◆ **Extracted information**:
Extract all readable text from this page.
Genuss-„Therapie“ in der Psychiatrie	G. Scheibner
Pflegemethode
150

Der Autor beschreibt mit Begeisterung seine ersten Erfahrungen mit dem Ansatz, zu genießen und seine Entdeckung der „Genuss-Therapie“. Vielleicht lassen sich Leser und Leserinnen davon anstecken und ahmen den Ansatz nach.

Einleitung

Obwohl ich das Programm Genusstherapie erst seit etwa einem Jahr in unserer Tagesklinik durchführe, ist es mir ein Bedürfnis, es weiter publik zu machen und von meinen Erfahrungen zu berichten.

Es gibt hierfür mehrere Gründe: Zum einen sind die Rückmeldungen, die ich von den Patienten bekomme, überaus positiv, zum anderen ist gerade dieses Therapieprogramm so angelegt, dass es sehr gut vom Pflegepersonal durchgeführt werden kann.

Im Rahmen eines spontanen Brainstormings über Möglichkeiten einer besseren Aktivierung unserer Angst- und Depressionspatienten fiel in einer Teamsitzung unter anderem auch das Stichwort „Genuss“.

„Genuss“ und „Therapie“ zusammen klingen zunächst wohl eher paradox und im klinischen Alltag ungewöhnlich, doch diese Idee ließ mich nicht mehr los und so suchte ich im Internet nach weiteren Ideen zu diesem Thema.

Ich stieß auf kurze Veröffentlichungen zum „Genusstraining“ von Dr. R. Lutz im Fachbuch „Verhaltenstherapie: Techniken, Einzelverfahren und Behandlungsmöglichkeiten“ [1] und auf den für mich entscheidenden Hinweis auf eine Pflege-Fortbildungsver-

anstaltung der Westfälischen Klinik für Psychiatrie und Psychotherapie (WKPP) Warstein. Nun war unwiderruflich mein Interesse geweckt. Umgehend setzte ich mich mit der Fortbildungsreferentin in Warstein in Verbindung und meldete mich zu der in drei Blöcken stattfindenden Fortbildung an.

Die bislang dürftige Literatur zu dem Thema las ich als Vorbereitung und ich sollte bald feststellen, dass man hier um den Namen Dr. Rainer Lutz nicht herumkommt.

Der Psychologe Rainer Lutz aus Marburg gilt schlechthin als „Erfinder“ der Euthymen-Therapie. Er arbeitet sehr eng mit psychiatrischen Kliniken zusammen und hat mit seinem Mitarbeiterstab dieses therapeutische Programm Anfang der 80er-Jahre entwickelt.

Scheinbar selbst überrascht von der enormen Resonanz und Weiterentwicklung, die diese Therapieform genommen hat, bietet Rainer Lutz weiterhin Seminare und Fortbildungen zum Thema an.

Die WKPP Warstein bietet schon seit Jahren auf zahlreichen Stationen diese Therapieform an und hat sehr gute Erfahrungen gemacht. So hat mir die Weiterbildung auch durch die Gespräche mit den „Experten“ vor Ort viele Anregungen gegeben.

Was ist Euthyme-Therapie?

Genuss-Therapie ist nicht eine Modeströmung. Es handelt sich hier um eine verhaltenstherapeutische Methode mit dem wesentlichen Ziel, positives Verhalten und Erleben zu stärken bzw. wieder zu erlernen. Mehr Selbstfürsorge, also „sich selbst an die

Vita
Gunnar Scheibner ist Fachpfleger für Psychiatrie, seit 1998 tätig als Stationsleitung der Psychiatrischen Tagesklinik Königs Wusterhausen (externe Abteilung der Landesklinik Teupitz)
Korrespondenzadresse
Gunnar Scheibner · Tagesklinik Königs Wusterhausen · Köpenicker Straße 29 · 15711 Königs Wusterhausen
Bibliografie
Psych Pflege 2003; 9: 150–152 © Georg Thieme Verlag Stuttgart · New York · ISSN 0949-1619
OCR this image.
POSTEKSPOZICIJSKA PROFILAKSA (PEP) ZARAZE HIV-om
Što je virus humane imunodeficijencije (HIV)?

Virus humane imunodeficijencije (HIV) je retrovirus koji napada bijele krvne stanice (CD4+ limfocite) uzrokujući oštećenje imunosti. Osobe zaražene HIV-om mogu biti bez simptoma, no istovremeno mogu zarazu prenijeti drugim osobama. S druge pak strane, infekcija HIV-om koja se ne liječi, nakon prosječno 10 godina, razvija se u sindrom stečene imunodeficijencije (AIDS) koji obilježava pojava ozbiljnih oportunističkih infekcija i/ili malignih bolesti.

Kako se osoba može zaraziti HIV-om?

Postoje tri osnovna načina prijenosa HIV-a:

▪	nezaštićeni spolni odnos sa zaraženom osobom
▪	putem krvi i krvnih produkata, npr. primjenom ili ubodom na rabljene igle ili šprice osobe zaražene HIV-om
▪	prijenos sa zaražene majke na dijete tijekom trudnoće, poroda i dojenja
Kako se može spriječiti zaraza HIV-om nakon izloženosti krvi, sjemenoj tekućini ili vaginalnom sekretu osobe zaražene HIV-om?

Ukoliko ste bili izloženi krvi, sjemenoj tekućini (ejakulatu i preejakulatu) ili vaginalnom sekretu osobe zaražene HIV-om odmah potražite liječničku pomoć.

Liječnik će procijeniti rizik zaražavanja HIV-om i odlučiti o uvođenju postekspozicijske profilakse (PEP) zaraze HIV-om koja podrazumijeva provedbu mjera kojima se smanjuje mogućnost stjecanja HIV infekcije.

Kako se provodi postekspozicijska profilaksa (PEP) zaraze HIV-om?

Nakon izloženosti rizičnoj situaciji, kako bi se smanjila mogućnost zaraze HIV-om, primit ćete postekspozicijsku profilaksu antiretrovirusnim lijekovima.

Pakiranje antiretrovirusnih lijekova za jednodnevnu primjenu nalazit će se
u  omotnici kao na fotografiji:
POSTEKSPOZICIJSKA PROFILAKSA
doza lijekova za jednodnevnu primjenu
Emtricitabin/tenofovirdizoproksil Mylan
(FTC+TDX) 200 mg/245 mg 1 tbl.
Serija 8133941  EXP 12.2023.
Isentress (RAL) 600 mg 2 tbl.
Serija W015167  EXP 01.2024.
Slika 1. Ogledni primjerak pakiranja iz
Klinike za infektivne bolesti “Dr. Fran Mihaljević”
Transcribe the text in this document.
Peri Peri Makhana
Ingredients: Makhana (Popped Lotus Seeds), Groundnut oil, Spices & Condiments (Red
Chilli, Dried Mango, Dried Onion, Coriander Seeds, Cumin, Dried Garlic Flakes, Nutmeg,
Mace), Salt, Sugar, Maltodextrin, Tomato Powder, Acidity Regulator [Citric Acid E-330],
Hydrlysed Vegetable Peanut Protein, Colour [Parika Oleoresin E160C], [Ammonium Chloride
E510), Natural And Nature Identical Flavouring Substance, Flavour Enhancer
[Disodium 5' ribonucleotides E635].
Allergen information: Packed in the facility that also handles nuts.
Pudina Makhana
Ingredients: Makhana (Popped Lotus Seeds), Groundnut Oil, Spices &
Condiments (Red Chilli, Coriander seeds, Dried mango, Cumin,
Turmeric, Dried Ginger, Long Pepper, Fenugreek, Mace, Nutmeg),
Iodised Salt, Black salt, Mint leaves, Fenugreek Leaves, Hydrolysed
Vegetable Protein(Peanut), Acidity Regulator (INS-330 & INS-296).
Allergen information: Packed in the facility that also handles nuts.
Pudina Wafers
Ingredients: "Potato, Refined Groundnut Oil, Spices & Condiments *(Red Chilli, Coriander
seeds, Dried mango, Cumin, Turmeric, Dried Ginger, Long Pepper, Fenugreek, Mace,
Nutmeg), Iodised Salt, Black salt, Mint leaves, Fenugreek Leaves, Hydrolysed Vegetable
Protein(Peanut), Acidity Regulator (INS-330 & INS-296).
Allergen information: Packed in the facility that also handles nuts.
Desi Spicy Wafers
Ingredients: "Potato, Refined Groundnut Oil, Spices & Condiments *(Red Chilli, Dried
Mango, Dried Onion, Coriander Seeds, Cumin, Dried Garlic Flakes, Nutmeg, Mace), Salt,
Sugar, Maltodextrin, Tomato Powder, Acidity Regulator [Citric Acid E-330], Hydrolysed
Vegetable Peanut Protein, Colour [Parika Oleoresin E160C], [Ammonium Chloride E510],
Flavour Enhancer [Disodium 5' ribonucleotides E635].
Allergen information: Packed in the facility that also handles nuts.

◆ **What you will do**:
Please count how many lines of the records include "Warstein", giving the number and nothing else.

◆ **Response area**:
2